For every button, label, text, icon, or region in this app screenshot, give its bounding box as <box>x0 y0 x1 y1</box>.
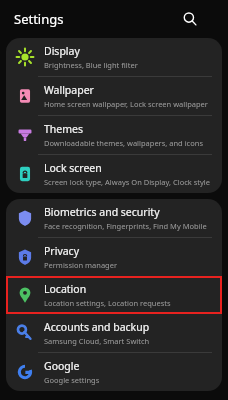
button[interactable]: Accounts and backup <box>6 314 222 352</box>
staticText: Location settings, Location requests <box>44 298 171 308</box>
staticText: Permission manager <box>44 260 118 270</box>
staticText: Downloadable themes, wallpapers, and ico… <box>44 138 203 148</box>
staticText: Samsung Cloud, Smart Switch <box>44 336 150 346</box>
button[interactable]: Location <box>6 276 222 314</box>
button[interactable]: Lock screen <box>6 155 222 193</box>
staticText: Home screen wallpaper, Lock screen wallp… <box>44 99 208 109</box>
staticText: Location <box>44 282 87 296</box>
staticText: Google <box>44 359 80 373</box>
button[interactable]: Display <box>6 38 222 76</box>
staticText: Google settings <box>44 375 100 385</box>
staticText: Accounts and backup <box>44 320 150 334</box>
button[interactable]: Biometrics and security <box>6 199 222 237</box>
staticText: Brightness, Blue light filter <box>44 60 138 70</box>
button[interactable]: Themes <box>6 116 222 154</box>
staticText: Wallpaper <box>44 83 94 97</box>
staticText: Face recognition, Fingerprints, Find My … <box>44 221 207 231</box>
button[interactable]: Wallpaper <box>6 77 222 115</box>
staticText: Screen lock type, Always On Display, Clo… <box>44 177 211 187</box>
staticText: Settings <box>14 10 64 28</box>
staticText: Biometrics and security <box>44 205 160 219</box>
staticText: Lock screen <box>44 161 102 175</box>
button[interactable]: Search <box>178 7 202 31</box>
button[interactable]: Google <box>6 353 222 391</box>
staticText: Privacy <box>44 244 80 258</box>
staticText: Themes <box>44 122 84 136</box>
button[interactable]: Privacy <box>6 238 222 276</box>
staticText: Display <box>44 44 80 58</box>
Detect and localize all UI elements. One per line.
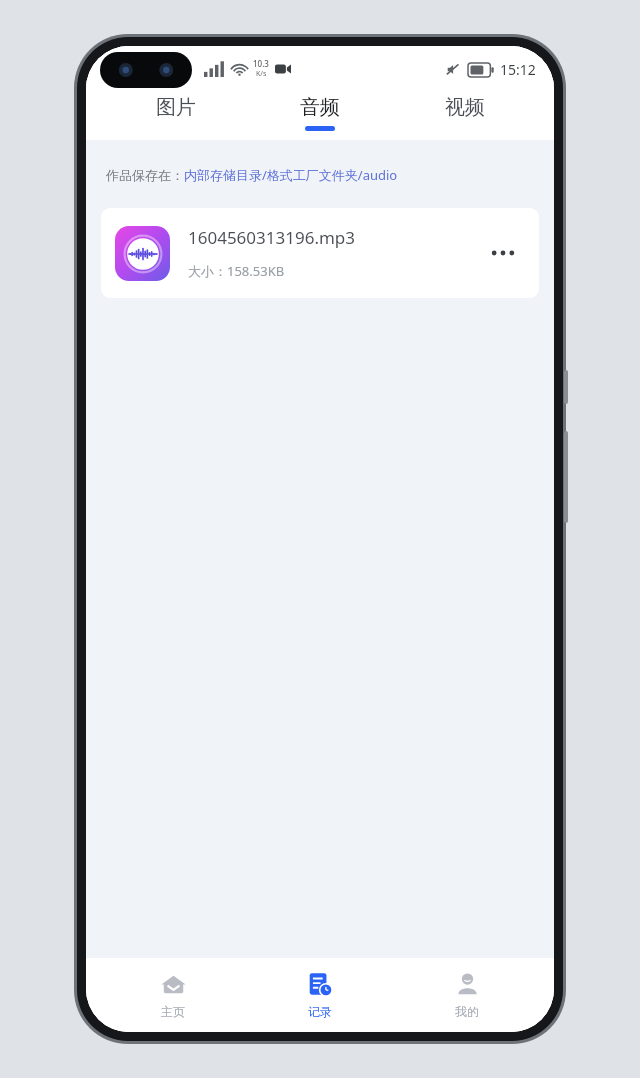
- staticText: 1604560313196.mp3: [188, 226, 356, 249]
- staticText: 主页: [161, 1004, 185, 1019]
- staticText: 作品保存在：: [106, 167, 184, 183]
- staticText: 音频: [300, 95, 340, 120]
- staticText: K/s: [256, 69, 267, 79]
- staticText: 10.3: [253, 58, 269, 69]
- button[interactable]: 主页: [113, 958, 233, 1032]
- button[interactable]: 音频: [265, 92, 375, 140]
- button[interactable]: 记录: [260, 958, 380, 1032]
- button[interactable]: 视频: [410, 92, 520, 140]
- staticText: 图片: [156, 95, 196, 120]
- button[interactable]: 图片: [121, 92, 231, 140]
- button[interactable]: More options: [481, 231, 525, 275]
- staticText: 记录: [308, 1004, 332, 1019]
- staticText: 视频: [445, 95, 485, 120]
- staticText: 15:12: [500, 60, 536, 79]
- staticText: 大小：158.53KB: [188, 262, 285, 280]
- staticText: 内部存储目录/格式工厂文件夹/audio: [184, 166, 398, 184]
- button[interactable]: 我的: [407, 958, 527, 1032]
- staticText: 我的: [455, 1004, 479, 1019]
- button[interactable]: 1604560313196.mp3: [101, 208, 539, 298]
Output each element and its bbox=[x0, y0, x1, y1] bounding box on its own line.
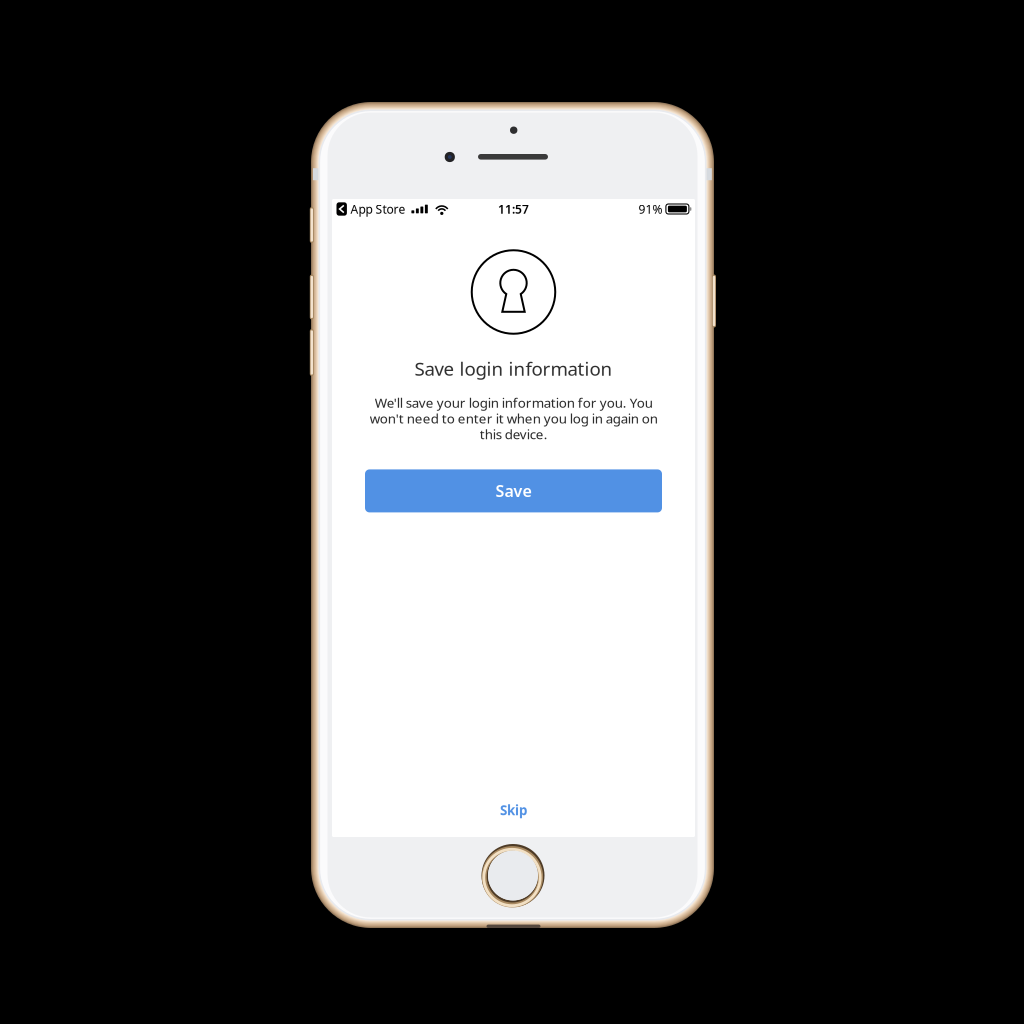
button[interactable]: Skip bbox=[332, 795, 695, 825]
staticText: Skip bbox=[500, 801, 527, 819]
button[interactable]: Save bbox=[365, 469, 662, 512]
staticText: 91% bbox=[638, 201, 662, 217]
staticText: 11:57 bbox=[498, 201, 529, 217]
staticText: Save bbox=[496, 480, 532, 502]
staticText: App Store bbox=[350, 201, 405, 217]
staticText: We'll save your login information for yo… bbox=[370, 394, 658, 443]
staticText: Save login information bbox=[414, 356, 612, 381]
button[interactable]: Back to App Store bbox=[336, 201, 405, 217]
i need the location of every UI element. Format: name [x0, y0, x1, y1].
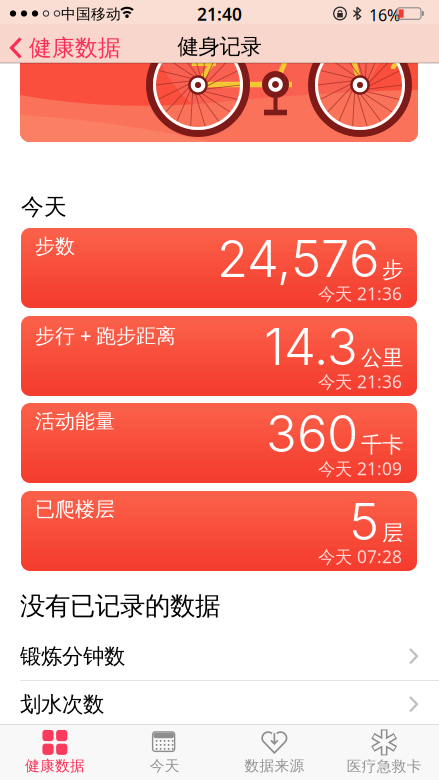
button[interactable]: 健康数据: [0, 725, 110, 779]
staticText: 360: [266, 403, 358, 464]
staticText: 步行 + 跑步距离: [35, 322, 176, 349]
staticText: 已爬楼层: [35, 497, 115, 522]
button[interactable]: 步行 + 跑步距离: [21, 316, 417, 396]
staticText: 医疗急救卡: [347, 757, 422, 775]
staticText: 千卡: [361, 432, 403, 458]
button[interactable]: 数据来源: [220, 725, 329, 779]
staticText: 今天: [21, 193, 67, 221]
staticText: 今天 07:28: [318, 545, 402, 568]
staticText: 数据来源: [244, 757, 304, 775]
staticText: 活动能量: [35, 409, 115, 434]
button[interactable]: 今天: [110, 725, 220, 779]
button[interactable]: 活动能量: [21, 403, 417, 483]
staticText: 今天 21:09: [318, 457, 402, 480]
staticText: 16%: [369, 4, 400, 26]
button[interactable]: 已爬楼层: [21, 491, 417, 571]
staticText: 今天 21:36: [318, 370, 402, 393]
staticText: 21:40: [197, 2, 242, 26]
button[interactable]: 锻炼分钟数: [0, 634, 439, 679]
staticText: 健康数据: [29, 34, 121, 62]
staticText: 健身记录: [178, 34, 262, 60]
staticText: 今天 21:36: [318, 282, 402, 305]
button[interactable]: 健康数据: [10, 34, 121, 62]
button[interactable]: 步数: [21, 228, 417, 308]
staticText: 划水次数: [20, 691, 104, 718]
staticText: 14.3: [264, 316, 358, 377]
staticText: 层: [382, 520, 403, 546]
staticText: 步: [382, 257, 403, 283]
staticText: 今天: [150, 757, 180, 775]
staticText: 5: [349, 491, 379, 552]
staticText: 没有已记录的数据: [20, 590, 220, 622]
staticText: 中国移动: [61, 5, 121, 23]
button[interactable]: 划水次数: [0, 682, 439, 727]
staticText: 步数: [35, 234, 75, 259]
button[interactable]: 医疗急救卡: [329, 725, 439, 779]
staticText: 24,576: [217, 228, 379, 289]
staticText: 公里: [361, 345, 403, 371]
staticText: 健康数据: [25, 757, 85, 775]
staticText: 锻炼分钟数: [20, 643, 125, 670]
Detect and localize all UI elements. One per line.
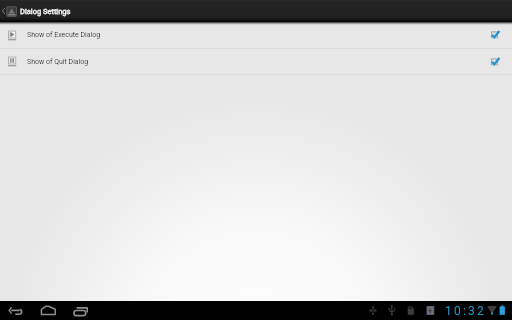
button[interactable]: Show of Execute Dialog: [0, 22, 512, 48]
button[interactable]: Toggle setting: [489, 28, 501, 42]
button[interactable]: Show of Quit Dialog: [0, 49, 512, 74]
staticText: Show of Quit Dialog: [27, 58, 89, 66]
button[interactable]: Back: [7, 301, 25, 320]
staticText: 10:32: [445, 304, 486, 318]
staticText: Show of Execute Dialog: [27, 31, 101, 39]
staticText: Dialog Settings: [20, 7, 71, 16]
button[interactable]: Home: [39, 301, 59, 320]
button[interactable]: Navigate up: [0, 0, 17, 22]
button[interactable]: Recent apps: [72, 301, 92, 320]
button[interactable]: Toggle setting: [489, 55, 501, 69]
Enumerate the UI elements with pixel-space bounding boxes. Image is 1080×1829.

-=-=-=-=-

DIRECTIONS FOR THIS TASK ::
Copy out, word for word, the stretch of the records above from the line containing "button[interactable]: Skip bbox=[332, 795, 695, 825]" through the line containing "i need the location", including both of those lines.

FINISHED ANSWER ::
button[interactable]: Skip bbox=[332, 795, 695, 825]
staticText: Skip bbox=[500, 801, 527, 819]
button[interactable]: Save bbox=[365, 469, 662, 512]
staticText: 91% bbox=[638, 201, 662, 217]
staticText: 11:57 bbox=[498, 201, 529, 217]
staticText: Save bbox=[496, 480, 532, 502]
staticText: App Store bbox=[350, 201, 405, 217]
staticText: We'll save your login information for yo… bbox=[370, 394, 658, 443]
staticText: Save login information bbox=[414, 356, 612, 381]
button[interactable]: Back to App Store bbox=[336, 201, 405, 217]
i need the location of every UI element. Format: name [x0, y0, x1, y1].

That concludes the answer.